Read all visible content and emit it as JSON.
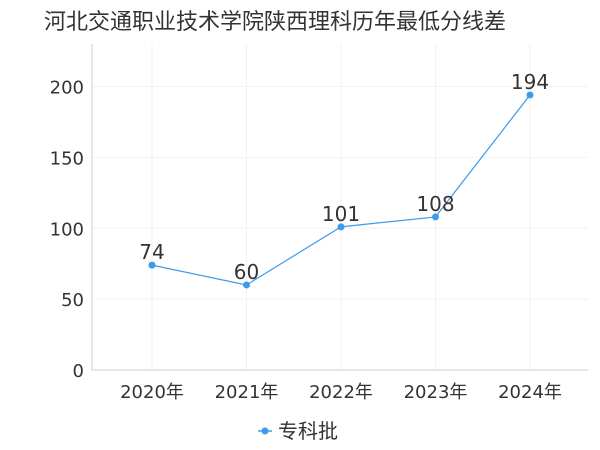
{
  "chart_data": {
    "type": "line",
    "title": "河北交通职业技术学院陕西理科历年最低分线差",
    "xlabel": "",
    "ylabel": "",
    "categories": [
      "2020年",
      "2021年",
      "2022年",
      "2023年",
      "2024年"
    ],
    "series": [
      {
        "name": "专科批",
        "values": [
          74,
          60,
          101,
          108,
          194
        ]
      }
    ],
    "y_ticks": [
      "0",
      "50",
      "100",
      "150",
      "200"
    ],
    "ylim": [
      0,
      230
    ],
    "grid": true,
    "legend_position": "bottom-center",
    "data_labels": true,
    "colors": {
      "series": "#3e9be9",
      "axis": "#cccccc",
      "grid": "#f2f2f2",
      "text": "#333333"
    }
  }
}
+ + + + + + +
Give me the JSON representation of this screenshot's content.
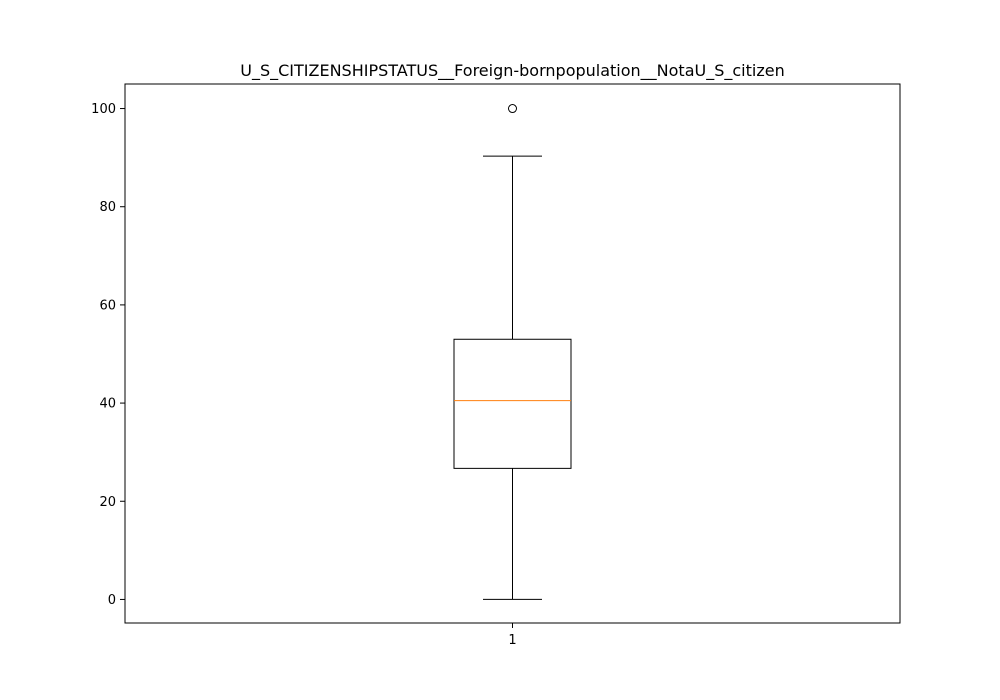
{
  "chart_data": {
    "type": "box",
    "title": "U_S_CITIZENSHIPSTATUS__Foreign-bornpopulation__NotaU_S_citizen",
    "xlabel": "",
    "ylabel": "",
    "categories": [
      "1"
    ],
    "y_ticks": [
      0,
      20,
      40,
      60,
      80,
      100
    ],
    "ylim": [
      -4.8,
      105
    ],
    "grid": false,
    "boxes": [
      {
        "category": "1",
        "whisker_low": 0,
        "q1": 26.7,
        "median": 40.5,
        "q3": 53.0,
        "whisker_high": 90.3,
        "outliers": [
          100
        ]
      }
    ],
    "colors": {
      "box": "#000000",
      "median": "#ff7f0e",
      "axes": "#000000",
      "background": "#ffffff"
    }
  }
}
+ + + + + + +
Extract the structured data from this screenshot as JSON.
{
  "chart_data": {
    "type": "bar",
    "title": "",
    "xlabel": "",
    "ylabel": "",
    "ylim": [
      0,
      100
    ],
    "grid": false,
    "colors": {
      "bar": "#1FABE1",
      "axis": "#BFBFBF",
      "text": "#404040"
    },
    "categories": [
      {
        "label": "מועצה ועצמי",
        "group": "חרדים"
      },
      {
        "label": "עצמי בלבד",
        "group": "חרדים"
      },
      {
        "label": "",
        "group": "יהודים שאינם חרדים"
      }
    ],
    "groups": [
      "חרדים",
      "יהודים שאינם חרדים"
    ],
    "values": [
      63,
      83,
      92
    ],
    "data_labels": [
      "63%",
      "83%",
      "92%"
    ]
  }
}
+ + + + + + +
* Exercise aim: Collect every line above that contains the word "title".

* Exercise response:
    "title": "河北交通职业技术学院陕西理科历年最低分线差",
    "title": "U_S_CITIZENSHIPSTATUS__Foreign-bornpopulation__NotaU_S_citizen",
    "title": "",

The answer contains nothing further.